WHAT YOU HAVE TO DO: Copy out every line that contains "Latitude".

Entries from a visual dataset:
* * *
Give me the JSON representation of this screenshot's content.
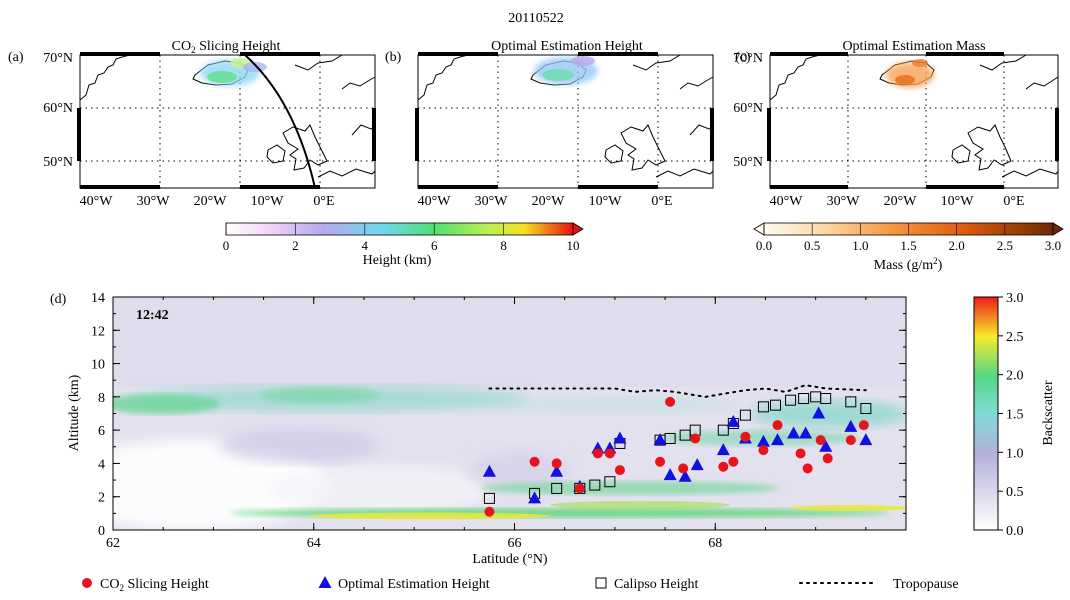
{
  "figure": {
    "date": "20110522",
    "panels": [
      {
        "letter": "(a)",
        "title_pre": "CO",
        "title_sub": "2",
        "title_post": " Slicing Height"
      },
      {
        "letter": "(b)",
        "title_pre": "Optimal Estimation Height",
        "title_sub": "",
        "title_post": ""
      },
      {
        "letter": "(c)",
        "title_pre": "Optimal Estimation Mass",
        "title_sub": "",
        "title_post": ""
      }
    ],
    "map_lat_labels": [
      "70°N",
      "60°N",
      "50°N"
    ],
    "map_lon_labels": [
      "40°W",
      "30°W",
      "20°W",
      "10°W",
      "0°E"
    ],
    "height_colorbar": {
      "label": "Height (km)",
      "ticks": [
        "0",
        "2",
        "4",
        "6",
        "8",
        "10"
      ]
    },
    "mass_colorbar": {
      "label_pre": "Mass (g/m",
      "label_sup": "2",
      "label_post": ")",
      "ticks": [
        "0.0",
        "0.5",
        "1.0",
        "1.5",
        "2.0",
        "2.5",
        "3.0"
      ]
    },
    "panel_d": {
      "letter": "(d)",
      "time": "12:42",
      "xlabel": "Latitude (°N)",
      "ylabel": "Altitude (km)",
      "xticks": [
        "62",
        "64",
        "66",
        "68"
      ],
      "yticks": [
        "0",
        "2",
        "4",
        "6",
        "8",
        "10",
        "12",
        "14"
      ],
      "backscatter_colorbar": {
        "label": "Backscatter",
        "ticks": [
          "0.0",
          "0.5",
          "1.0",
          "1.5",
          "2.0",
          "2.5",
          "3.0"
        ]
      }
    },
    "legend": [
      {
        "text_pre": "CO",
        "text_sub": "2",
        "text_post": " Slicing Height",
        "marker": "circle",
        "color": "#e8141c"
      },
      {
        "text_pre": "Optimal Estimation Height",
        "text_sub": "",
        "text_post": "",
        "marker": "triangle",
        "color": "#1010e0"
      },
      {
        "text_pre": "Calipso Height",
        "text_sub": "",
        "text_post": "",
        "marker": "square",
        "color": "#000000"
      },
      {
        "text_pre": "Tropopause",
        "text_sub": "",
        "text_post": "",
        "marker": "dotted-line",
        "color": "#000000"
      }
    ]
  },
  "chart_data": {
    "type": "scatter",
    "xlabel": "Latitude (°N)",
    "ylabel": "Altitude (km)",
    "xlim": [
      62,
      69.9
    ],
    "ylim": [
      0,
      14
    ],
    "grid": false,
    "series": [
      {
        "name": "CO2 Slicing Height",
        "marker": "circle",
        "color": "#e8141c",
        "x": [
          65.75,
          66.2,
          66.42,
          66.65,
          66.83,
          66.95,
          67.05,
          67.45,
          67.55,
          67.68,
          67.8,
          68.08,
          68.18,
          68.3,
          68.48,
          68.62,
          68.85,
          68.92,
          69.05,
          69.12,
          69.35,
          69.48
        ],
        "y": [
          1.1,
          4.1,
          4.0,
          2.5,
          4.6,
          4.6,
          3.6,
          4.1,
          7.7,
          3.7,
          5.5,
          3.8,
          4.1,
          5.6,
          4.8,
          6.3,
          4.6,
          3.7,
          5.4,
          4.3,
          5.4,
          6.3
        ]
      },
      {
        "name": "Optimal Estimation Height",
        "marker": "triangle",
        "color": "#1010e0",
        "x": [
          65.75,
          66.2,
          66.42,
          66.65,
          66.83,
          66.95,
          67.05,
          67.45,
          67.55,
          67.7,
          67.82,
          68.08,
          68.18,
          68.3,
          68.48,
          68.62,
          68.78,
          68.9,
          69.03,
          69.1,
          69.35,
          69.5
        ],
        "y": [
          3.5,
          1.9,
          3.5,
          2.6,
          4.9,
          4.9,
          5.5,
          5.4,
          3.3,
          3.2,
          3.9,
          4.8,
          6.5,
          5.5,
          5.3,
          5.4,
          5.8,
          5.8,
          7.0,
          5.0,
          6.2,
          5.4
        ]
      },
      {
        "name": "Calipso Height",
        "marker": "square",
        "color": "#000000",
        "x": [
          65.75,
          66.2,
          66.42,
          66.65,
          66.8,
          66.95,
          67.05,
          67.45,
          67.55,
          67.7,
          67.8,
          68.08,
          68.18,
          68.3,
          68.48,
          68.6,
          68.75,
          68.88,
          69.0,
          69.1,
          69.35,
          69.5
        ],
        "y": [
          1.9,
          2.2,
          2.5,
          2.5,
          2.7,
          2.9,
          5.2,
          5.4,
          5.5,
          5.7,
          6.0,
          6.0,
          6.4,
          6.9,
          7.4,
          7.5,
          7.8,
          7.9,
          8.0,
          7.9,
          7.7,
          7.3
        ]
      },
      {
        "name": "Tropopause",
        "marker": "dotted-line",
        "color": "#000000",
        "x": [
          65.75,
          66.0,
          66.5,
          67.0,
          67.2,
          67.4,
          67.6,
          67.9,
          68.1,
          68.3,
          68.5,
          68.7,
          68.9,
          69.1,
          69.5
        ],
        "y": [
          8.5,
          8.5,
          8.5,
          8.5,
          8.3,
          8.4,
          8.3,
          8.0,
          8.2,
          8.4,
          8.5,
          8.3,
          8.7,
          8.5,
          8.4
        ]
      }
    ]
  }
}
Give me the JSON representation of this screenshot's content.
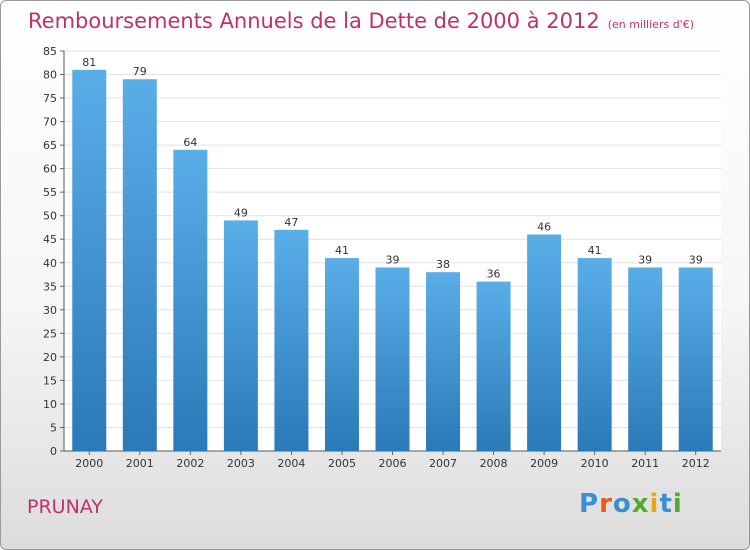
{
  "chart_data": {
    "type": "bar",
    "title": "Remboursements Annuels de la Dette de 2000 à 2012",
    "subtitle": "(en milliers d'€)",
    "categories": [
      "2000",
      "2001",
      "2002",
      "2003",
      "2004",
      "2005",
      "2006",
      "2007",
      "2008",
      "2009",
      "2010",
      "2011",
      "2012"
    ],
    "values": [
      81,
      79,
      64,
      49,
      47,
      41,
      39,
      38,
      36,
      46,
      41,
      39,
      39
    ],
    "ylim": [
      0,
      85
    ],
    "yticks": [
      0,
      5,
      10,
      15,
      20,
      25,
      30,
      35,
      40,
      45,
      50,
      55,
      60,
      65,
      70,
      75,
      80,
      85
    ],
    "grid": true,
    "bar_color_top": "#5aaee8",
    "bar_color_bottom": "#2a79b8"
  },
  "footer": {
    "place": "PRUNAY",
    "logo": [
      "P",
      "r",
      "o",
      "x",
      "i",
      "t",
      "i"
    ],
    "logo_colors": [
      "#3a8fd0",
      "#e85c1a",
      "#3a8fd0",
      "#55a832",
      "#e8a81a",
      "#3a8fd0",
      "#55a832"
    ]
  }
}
* * *
TASK SOLUTION:
      "xlabel": "Latitude (°N)",
    "xlabel": "Latitude (°N)",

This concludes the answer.